- Required work -
In the material below, find all lines with the string "learning" and copy them.

────────

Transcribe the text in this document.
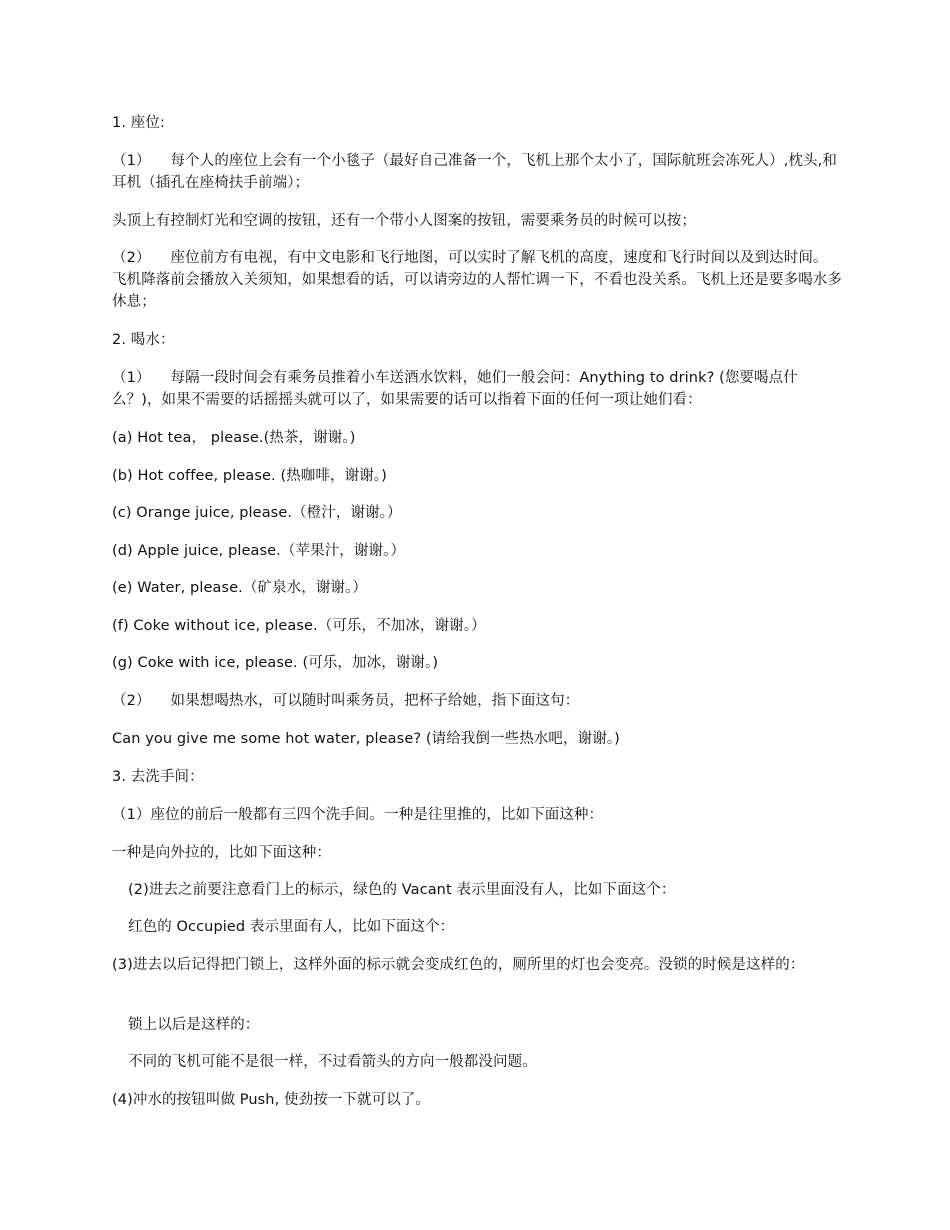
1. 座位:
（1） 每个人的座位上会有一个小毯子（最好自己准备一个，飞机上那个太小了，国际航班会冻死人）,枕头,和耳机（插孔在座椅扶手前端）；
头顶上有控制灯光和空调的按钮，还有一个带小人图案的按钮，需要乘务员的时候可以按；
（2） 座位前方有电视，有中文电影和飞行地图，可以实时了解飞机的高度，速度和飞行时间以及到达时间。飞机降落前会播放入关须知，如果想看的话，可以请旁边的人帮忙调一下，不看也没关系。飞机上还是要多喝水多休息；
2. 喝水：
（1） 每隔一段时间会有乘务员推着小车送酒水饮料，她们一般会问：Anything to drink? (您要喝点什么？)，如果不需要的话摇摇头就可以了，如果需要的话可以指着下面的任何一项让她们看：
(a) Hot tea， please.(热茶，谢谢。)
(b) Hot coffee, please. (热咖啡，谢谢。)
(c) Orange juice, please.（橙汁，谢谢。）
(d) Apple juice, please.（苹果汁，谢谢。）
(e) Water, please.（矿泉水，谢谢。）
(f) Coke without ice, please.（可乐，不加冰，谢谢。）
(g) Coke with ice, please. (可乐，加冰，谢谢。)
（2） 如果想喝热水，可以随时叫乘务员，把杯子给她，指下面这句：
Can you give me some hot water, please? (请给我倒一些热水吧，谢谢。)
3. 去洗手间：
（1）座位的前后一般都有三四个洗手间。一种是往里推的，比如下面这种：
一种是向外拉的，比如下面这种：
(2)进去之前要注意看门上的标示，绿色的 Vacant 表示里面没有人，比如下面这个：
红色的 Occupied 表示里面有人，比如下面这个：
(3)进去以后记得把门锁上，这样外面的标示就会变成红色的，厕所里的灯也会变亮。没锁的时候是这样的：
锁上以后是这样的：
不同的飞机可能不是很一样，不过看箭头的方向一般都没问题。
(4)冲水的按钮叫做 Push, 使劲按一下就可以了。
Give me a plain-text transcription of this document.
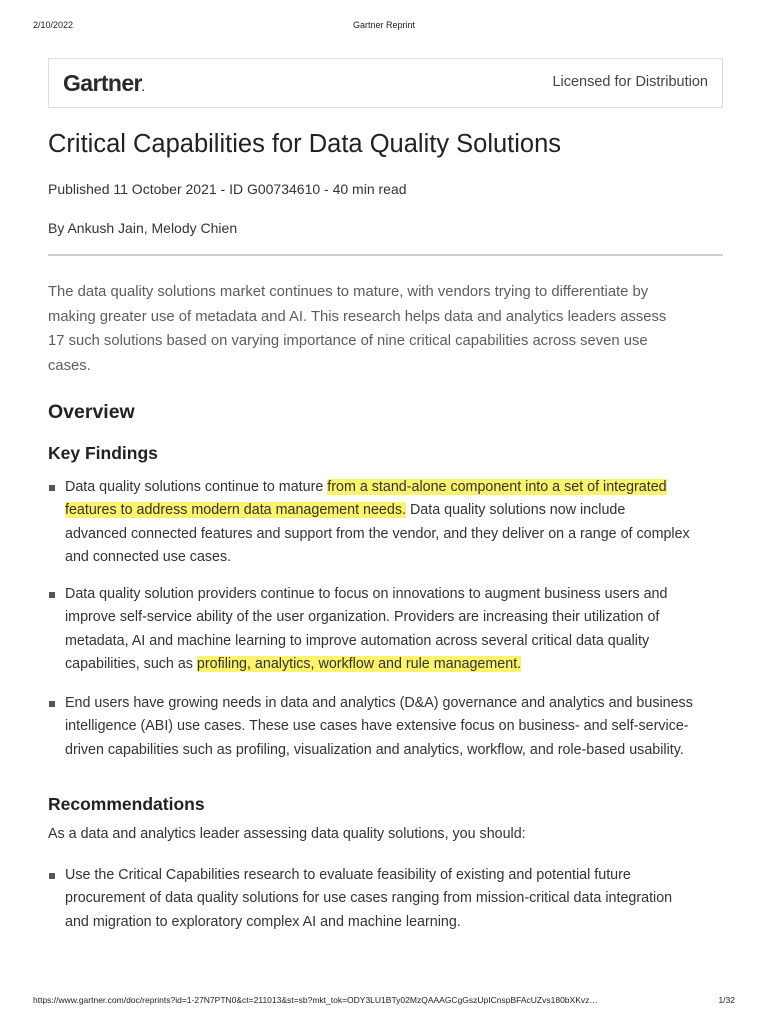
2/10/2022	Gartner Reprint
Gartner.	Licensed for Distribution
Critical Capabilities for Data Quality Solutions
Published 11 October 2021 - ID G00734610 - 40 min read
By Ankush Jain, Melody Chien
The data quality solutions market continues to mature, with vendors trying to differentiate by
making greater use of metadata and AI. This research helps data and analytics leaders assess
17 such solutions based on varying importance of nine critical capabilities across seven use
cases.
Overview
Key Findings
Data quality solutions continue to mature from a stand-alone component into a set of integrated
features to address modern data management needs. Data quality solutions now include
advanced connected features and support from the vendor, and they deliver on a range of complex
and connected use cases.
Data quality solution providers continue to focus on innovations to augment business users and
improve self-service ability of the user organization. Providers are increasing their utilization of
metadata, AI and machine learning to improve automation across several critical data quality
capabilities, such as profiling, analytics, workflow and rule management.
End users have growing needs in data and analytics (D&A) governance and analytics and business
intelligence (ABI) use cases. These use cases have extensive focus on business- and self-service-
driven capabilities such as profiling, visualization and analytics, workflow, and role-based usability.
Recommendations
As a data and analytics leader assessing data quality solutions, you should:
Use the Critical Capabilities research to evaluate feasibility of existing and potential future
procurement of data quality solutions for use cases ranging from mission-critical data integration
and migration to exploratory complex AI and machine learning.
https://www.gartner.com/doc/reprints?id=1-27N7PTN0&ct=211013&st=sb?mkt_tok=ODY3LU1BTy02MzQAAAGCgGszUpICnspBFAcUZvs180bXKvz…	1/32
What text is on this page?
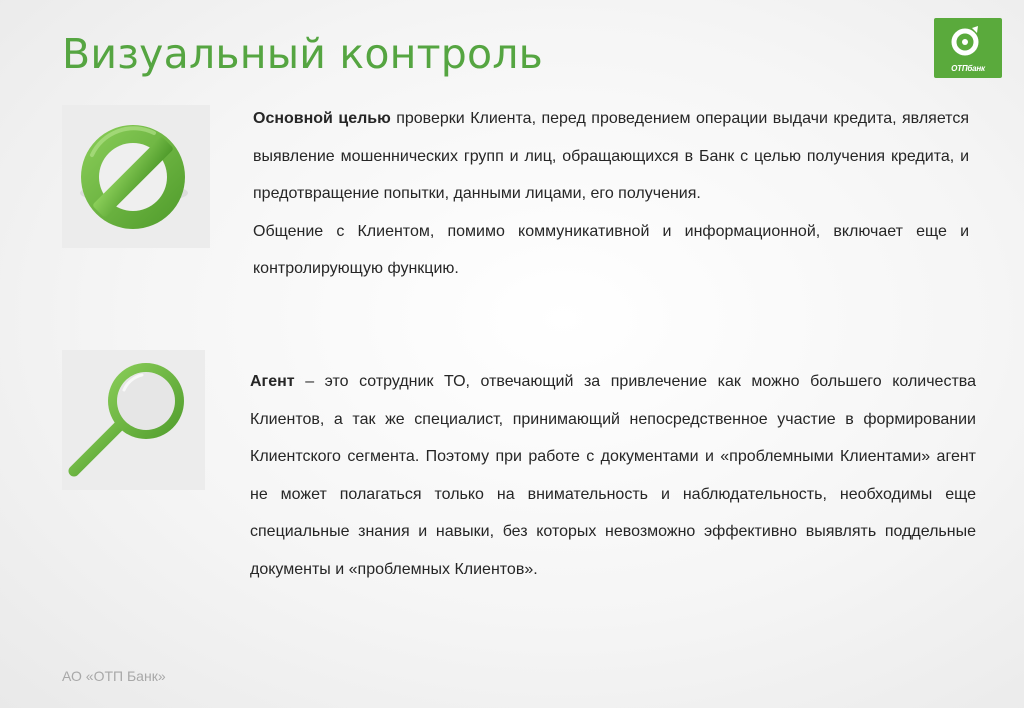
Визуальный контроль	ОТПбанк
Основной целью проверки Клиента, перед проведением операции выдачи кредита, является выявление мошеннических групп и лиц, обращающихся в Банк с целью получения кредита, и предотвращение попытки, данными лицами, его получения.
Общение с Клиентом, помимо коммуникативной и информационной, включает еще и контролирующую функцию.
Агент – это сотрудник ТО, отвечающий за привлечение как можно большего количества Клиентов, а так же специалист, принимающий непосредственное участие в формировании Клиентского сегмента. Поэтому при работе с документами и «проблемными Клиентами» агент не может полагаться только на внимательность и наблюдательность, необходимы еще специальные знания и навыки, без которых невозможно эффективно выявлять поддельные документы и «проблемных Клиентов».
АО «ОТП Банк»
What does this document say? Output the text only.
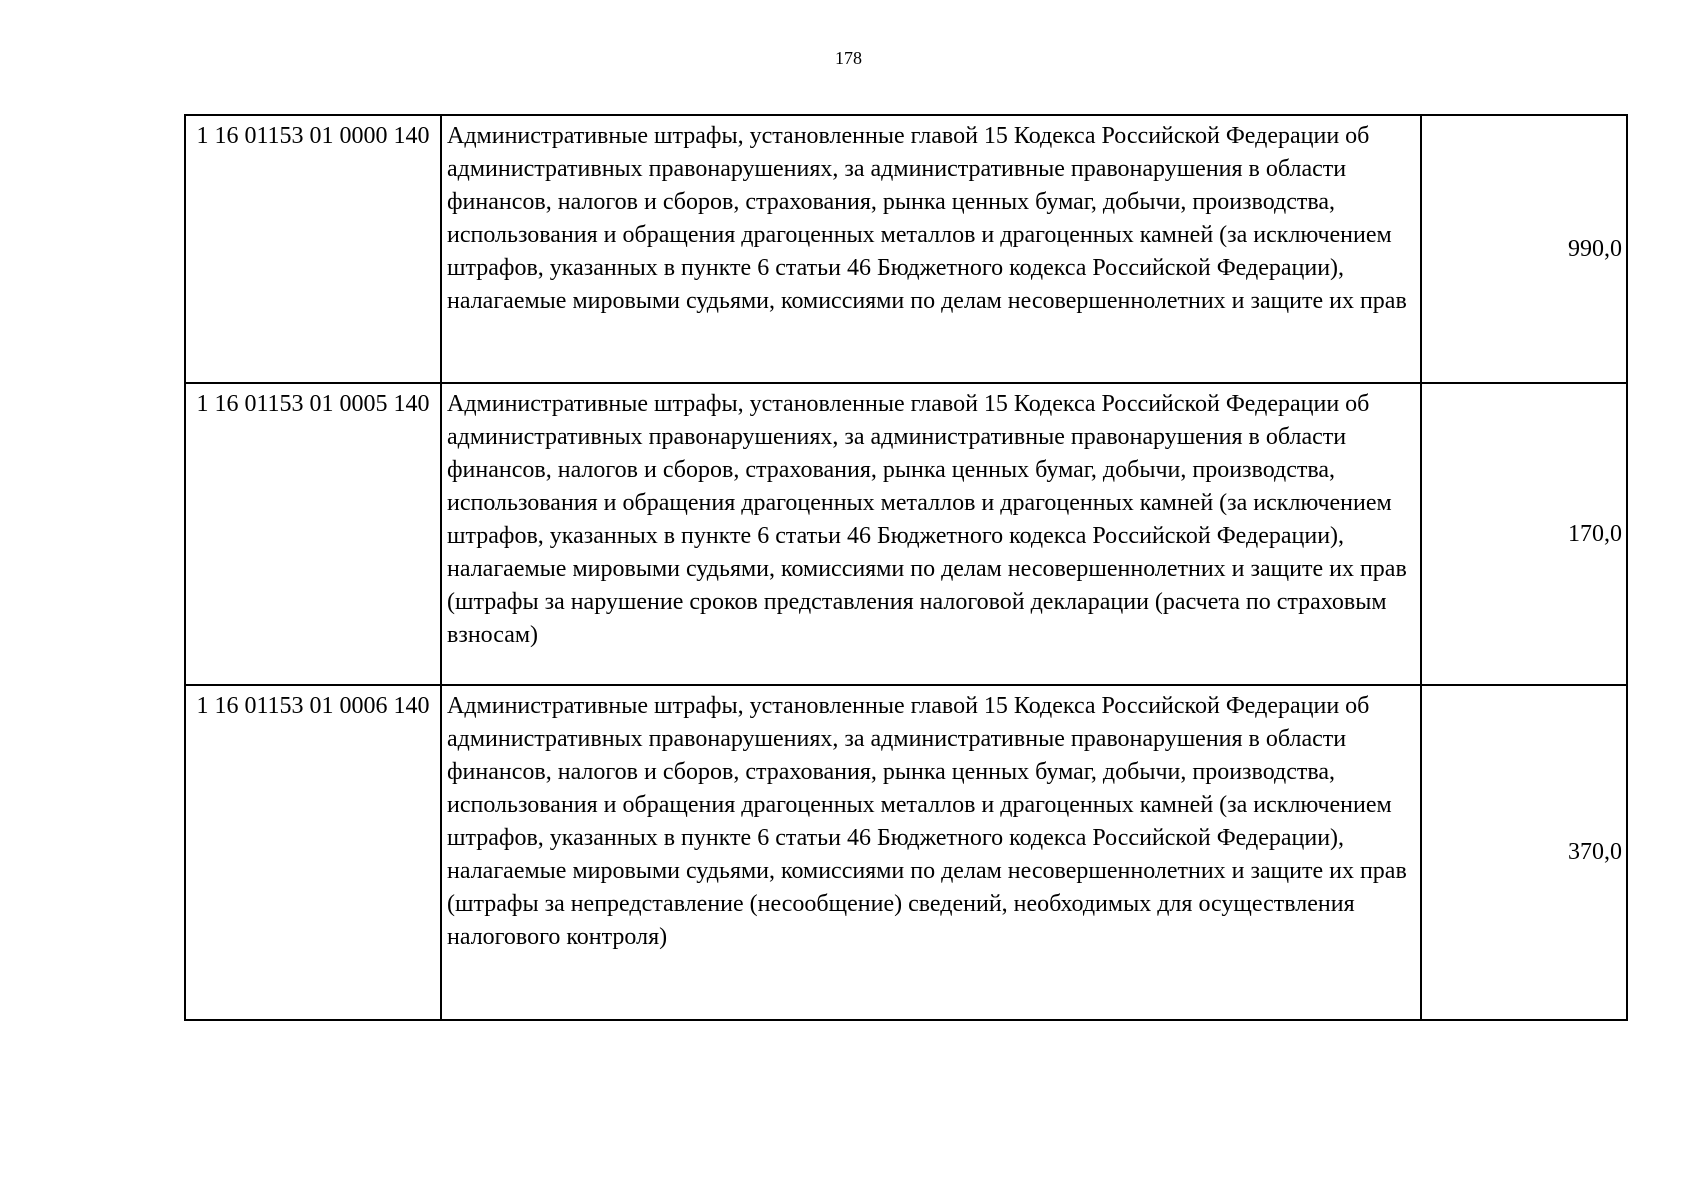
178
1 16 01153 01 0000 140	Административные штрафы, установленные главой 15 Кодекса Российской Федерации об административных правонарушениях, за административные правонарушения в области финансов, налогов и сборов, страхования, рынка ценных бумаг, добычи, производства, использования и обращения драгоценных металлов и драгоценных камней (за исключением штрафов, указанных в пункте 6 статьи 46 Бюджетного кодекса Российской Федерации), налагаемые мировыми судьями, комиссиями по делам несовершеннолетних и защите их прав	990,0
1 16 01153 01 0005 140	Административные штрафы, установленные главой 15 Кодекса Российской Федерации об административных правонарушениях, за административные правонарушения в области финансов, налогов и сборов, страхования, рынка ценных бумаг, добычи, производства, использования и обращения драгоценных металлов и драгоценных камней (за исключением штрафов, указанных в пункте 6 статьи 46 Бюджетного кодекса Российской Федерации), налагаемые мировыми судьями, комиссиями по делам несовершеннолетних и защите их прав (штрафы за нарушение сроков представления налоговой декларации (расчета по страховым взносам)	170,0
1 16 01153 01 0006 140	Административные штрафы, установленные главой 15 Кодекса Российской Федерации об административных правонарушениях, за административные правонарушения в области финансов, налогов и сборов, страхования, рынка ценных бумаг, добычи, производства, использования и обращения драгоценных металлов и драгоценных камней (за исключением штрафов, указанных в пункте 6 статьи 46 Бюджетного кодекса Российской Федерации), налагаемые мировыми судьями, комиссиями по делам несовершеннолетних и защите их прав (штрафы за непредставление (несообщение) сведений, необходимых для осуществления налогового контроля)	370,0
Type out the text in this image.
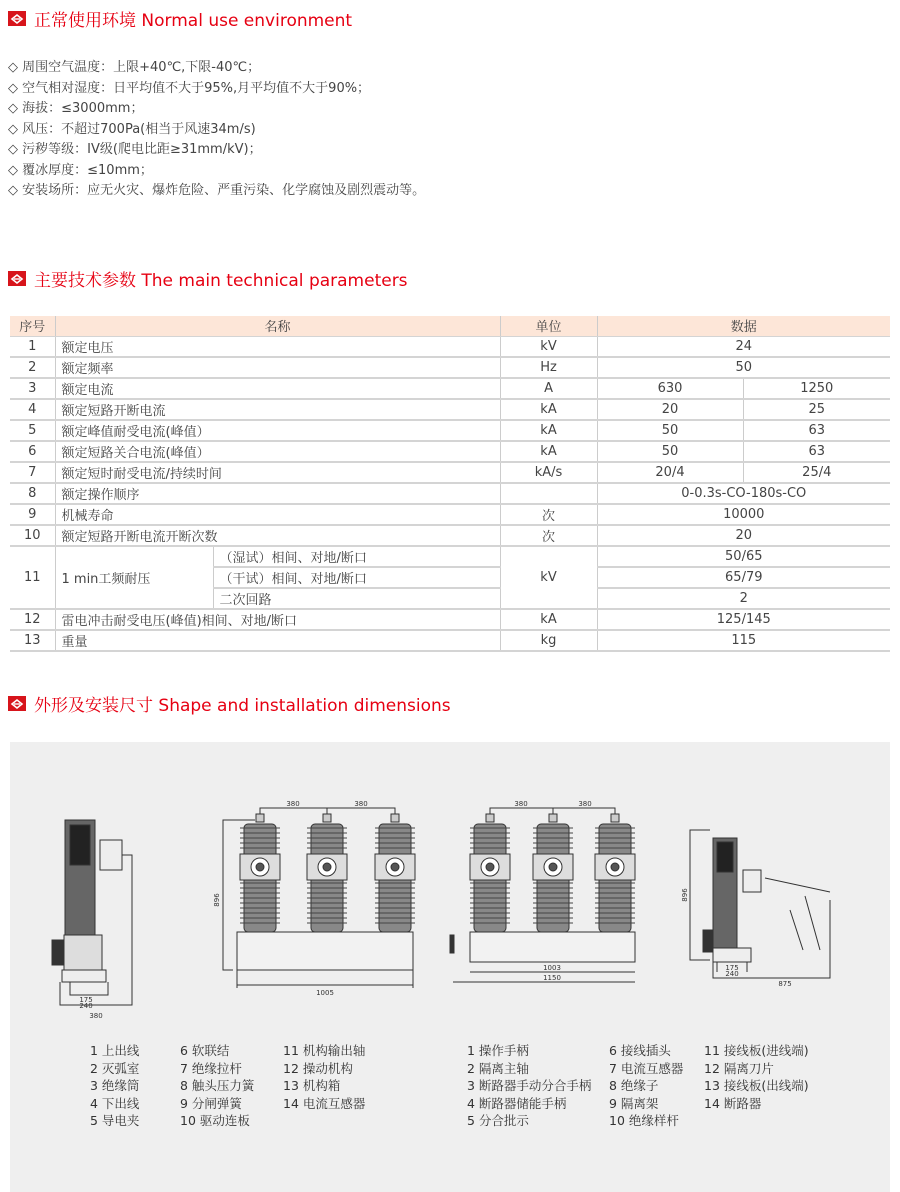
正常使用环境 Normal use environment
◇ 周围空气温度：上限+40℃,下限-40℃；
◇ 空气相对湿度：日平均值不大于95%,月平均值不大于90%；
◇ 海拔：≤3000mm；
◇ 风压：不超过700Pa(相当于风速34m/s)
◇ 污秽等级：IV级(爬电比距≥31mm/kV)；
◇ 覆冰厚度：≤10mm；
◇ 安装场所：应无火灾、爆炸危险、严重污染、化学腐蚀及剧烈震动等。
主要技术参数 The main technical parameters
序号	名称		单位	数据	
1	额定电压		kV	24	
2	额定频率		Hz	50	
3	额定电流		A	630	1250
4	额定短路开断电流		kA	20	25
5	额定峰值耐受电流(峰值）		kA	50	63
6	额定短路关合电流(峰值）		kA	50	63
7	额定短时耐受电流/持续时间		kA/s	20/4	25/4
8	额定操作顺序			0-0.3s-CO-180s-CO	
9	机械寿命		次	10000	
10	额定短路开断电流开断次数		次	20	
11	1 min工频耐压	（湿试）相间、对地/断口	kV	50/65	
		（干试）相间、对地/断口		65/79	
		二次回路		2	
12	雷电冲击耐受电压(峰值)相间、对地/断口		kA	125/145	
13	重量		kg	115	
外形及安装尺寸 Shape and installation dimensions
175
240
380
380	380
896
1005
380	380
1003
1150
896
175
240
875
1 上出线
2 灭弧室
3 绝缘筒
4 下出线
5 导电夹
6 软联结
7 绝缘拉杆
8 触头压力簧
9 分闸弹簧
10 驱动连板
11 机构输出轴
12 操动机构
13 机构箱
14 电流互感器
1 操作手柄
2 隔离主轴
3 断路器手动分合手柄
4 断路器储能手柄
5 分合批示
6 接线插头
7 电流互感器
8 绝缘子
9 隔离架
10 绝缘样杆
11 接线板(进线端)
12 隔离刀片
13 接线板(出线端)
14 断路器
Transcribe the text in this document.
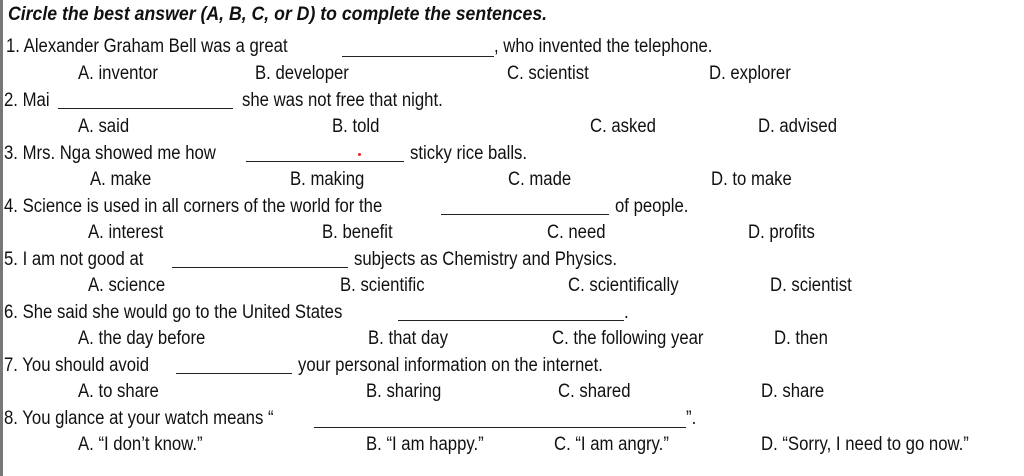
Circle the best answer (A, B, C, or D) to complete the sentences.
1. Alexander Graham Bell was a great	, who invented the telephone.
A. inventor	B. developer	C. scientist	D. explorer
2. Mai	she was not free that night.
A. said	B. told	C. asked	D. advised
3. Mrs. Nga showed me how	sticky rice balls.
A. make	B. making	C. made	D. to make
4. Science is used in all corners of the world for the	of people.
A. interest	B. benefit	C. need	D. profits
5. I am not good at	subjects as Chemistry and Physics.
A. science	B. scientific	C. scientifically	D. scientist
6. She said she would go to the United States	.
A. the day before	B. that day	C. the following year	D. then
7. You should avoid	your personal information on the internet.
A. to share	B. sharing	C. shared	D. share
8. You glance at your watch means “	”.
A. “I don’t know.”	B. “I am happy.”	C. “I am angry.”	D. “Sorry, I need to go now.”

────────

- Expected output -
metadata, AI and machine learning to improve automation across several critical data quality
and migration to exploratory complex AI and machine learning.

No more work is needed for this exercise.